— WORK TO COMPLETE —
Identify all lines in the data containing the string "糖类抗原". Copy them out.

** MATERIALS PROVIDED follows **

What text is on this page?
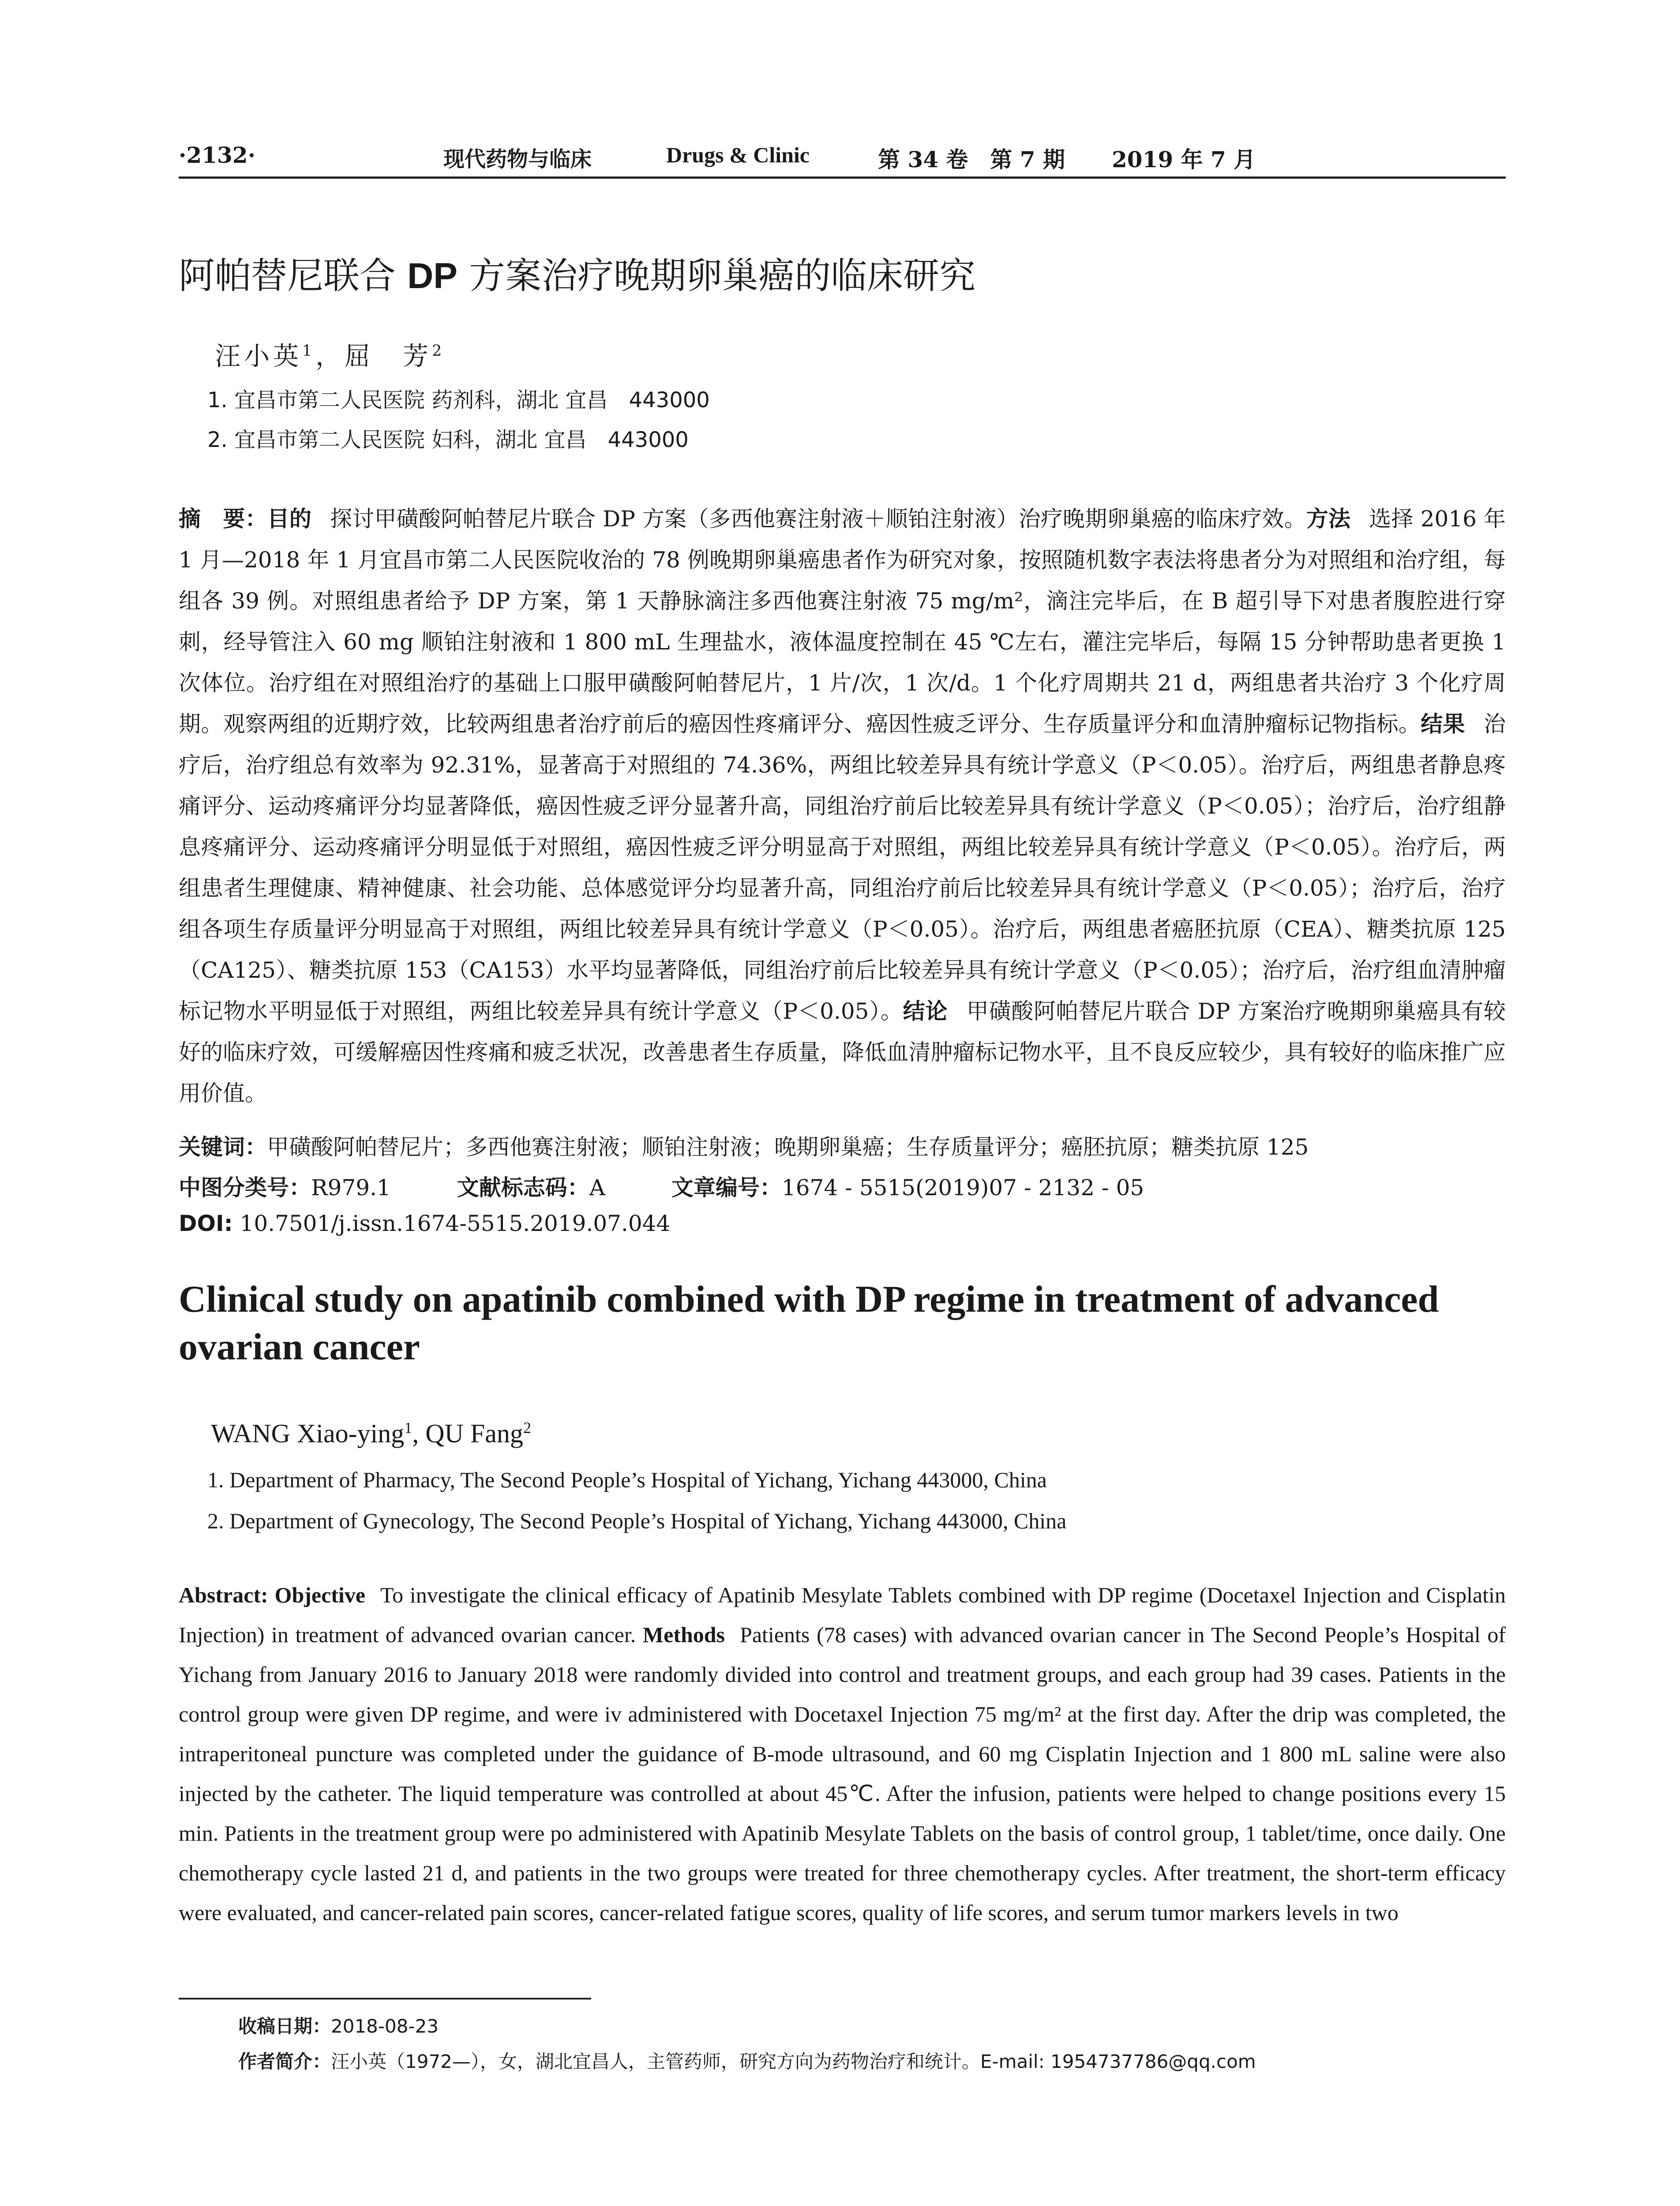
·2132·	现代药物与临床	Drugs & Clinic	第 34 卷　第 7 期 2019 年 7 月
阿帕替尼联合 DP 方案治疗晚期卵巢癌的临床研究
汪小英$^1$，屈　芳$^2$
1. 宜昌市第二人民医院 药剂科，湖北 宜昌　443000
2. 宜昌市第二人民医院 妇科，湖北 宜昌　443000
摘　要：目的 探讨甲磺酸阿帕替尼片联合 DP 方案（多西他赛注射液＋顺铂注射液）治疗晚期卵巢癌的临床疗效。方法 选择 2016 年 1 月—2018 年 1 月宜昌市第二人民医院收治的 78 例晚期卵巢癌患者作为研究对象，按照随机数字表法将患者分为对照组和治疗组，每组各 39 例。对照组患者给予 DP 方案，第 1 天静脉滴注多西他赛注射液 75 mg/m²，滴注完毕后，在 B 超引导下对患者腹腔进行穿刺，经导管注入 60 mg 顺铂注射液和 1 800 mL 生理盐水，液体温度控制在 45 ℃左右，灌注完毕后，每隔 15 分钟帮助患者更换 1 次体位。治疗组在对照组治疗的基础上口服甲磺酸阿帕替尼片，1 片/次，1 次/d。1 个化疗周期共 21 d，两组患者共治疗 3 个化疗周期。观察两组的近期疗效，比较两组患者治疗前后的癌因性疼痛评分、癌因性疲乏评分、生存质量评分和血清肿瘤标记物指标。结果 治疗后，治疗组总有效率为 92.31%，显著高于对照组的 74.36%，两组比较差异具有统计学意义（P＜0.05）。治疗后，两组患者静息疼痛评分、运动疼痛评分均显著降低，癌因性疲乏评分显著升高，同组治疗前后比较差异具有统计学意义（P＜0.05）；治疗后，治疗组静息疼痛评分、运动疼痛评分明显低于对照组，癌因性疲乏评分明显高于对照组，两组比较差异具有统计学意义（P＜0.05）。治疗后，两组患者生理健康、精神健康、社会功能、总体感觉评分均显著升高，同组治疗前后比较差异具有统计学意义（P＜0.05）；治疗后，治疗组各项生存质量评分明显高于对照组，两组比较差异具有统计学意义（P＜0.05）。治疗后，两组患者癌胚抗原（CEA）、糖类抗原 125（CA125）、糖类抗原 153（CA153）水平均显著降低，同组治疗前后比较差异具有统计学意义（P＜0.05）；治疗后，治疗组血清肿瘤标记物水平明显低于对照组，两组比较差异具有统计学意义（P＜0.05）。结论 甲磺酸阿帕替尼片联合 DP 方案治疗晚期卵巢癌具有较好的临床疗效，可缓解癌因性疼痛和疲乏状况，改善患者生存质量，降低血清肿瘤标记物水平，且不良反应较少，具有较好的临床推广应用价值。
关键词：甲磺酸阿帕替尼片；多西他赛注射液；顺铂注射液；晚期卵巢癌；生存质量评分；癌胚抗原；糖类抗原 125
中图分类号：R979.1	文献标志码：A	文章编号：1674 - 5515(2019)07 - 2132 - 05
DOI: 10.7501/j.issn.1674-5515.2019.07.044
Clinical study on apatinib combined with DP regime in treatment of advanced ovarian cancer
WANG Xiao-ying$^1$, QU Fang$^2$
1. Department of Pharmacy, The Second People’s Hospital of Yichang, Yichang 443000, China
2. Department of Gynecology, The Second People’s Hospital of Yichang, Yichang 443000, China
Abstract: Objective To investigate the clinical efficacy of Apatinib Mesylate Tablets combined with DP regime (Docetaxel Injection and Cisplatin Injection) in treatment of advanced ovarian cancer. Methods Patients (78 cases) with advanced ovarian cancer in The Second People’s Hospital of Yichang from January 2016 to January 2018 were randomly divided into control and treatment groups, and each group had 39 cases. Patients in the control group were given DP regime, and were iv administered with Docetaxel Injection 75 mg/m² at the first day. After the drip was completed, the intraperitoneal puncture was completed under the guidance of B-mode ultrasound, and 60 mg Cisplatin Injection and 1 800 mL saline were also injected by the catheter. The liquid temperature was controlled at about 45℃. After the infusion, patients were helped to change positions every 15 min. Patients in the treatment group were po administered with Apatinib Mesylate Tablets on the basis of control group, 1 tablet/time, once daily. One chemotherapy cycle lasted 21 d, and patients in the two groups were treated for three chemotherapy cycles. After treatment, the short-term efficacy were evaluated, and cancer-related pain scores, cancer-related fatigue scores, quality of life scores, and serum tumor markers levels in two
收稿日期：2018-08-23
作者简介：汪小英（1972—），女，湖北宜昌人，主管药师，研究方向为药物治疗和统计。E-mail: 1954737786@qq.com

** End of MATERIALS PROVIDED **

— RESPONSE TO THIS EXERCISE —
摘　要：目的 探讨甲磺酸阿帕替尼片联合 DP 方案（多西他赛注射液＋顺铂注射液）治疗晚期卵巢癌的临床疗效。方法 选择 2016 年 1 月—2018 年 1 月宜昌市第二人民医院收治的 78 例晚期卵巢癌患者作为研究对象，按照随机数字表法将患者分为对照组和治疗组，每组各 39 例。对照组患者给予 DP 方案，第 1 天静脉滴注多西他赛注射液 75 mg/m²，滴注完毕后，在 B 超引导下对患者腹腔进行穿刺，经导管注入 60 mg 顺铂注射液和 1 800 mL 生理盐水，液体温度控制在 45 ℃左右，灌注完毕后，每隔 15 分钟帮助患者更换 1 次体位。治疗组在对照组治疗的基础上口服甲磺酸阿帕替尼片，1 片/次，1 次/d。1 个化疗周期共 21 d，两组患者共治疗 3 个化疗周期。观察两组的近期疗效，比较两组患者治疗前后的癌因性疼痛评分、癌因性疲乏评分、生存质量评分和血清肿瘤标记物指标。结果 治疗后，治疗组总有效率为 92.31%，显著高于对照组的 74.36%，两组比较差异具有统计学意义（P＜0.05）。治疗后，两组患者静息疼痛评分、运动疼痛评分均显著降低，癌因性疲乏评分显著升高，同组治疗前后比较差异具有统计学意义（P＜0.05）；治疗后，治疗组静息疼痛评分、运动疼痛评分明显低于对照组，癌因性疲乏评分明显高于对照组，两组比较差异具有统计学意义（P＜0.05）。治疗后，两组患者生理健康、精神健康、社会功能、总体感觉评分均显著升高，同组治疗前后比较差异具有统计学意义（P＜0.05）；治疗后，治疗组各项生存质量评分明显高于对照组，两组比较差异具有统计学意义（P＜0.05）。治疗后，两组患者癌胚抗原（CEA）、糖类抗原 125（CA125）、糖类抗原 153（CA153）水平均显著降低，同组治疗前后比较差异具有统计学意义（P＜0.05）；治疗后，治疗组血清肿瘤标记物水平明显低于对照组，两组比较差异具有统计学意义（P＜0.05）。结论 甲磺酸阿帕替尼片联合 DP 方案治疗晚期卵巢癌具有较好的临床疗效，可缓解癌因性疼痛和疲乏状况，改善患者生存质量，降低血清肿瘤标记物水平，且不良反应较少，具有较好的临床推广应用价值。
关键词：甲磺酸阿帕替尼片；多西他赛注射液；顺铂注射液；晚期卵巢癌；生存质量评分；癌胚抗原；糖类抗原 125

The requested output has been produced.